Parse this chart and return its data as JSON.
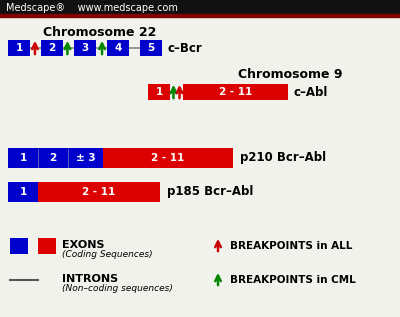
{
  "bg_color": "#f2f2ec",
  "header_bg": "#111111",
  "header_red": "#800000",
  "header_text": "Medscape®    www.medscape.com",
  "blue": "#0000cc",
  "red": "#dd0000",
  "green_arrow": "#008800",
  "red_arrow": "#cc0000",
  "chr22_title": "Chromosome 22",
  "chr9_title": "Chromosome 9",
  "cbcr_label": "c–Bcr",
  "cabl_label": "c–Abl",
  "p210_label": "p210 Bcr–Abl",
  "p185_label": "p185 Bcr–Abl",
  "exons_label": "EXONS",
  "exons_sub": "(Coding Sequences)",
  "introns_label": "INTRONS",
  "introns_sub": "(Non–coding sequences)",
  "bp_all_label": "BREAKPOINTS in ALL",
  "bp_cml_label": "BREAKPOINTS in CML"
}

■ **AIM**: Exclude the images, then output the data above word for word.

■ **ANSWER**:
Parse this chart and return its data as JSON.
{
  "bg_color": "#f2f2ec",
  "header_bg": "#111111",
  "header_red": "#800000",
  "header_text": "Medscape®    www.medscape.com",
  "blue": "#0000cc",
  "red": "#dd0000",
  "green_arrow": "#008800",
  "red_arrow": "#cc0000",
  "chr22_title": "Chromosome 22",
  "chr9_title": "Chromosome 9",
  "cbcr_label": "c–Bcr",
  "cabl_label": "c–Abl",
  "p210_label": "p210 Bcr–Abl",
  "p185_label": "p185 Bcr–Abl",
  "exons_label": "EXONS",
  "exons_sub": "(Coding Sequences)",
  "introns_label": "INTRONS",
  "introns_sub": "(Non–coding sequences)",
  "bp_all_label": "BREAKPOINTS in ALL",
  "bp_cml_label": "BREAKPOINTS in CML"
}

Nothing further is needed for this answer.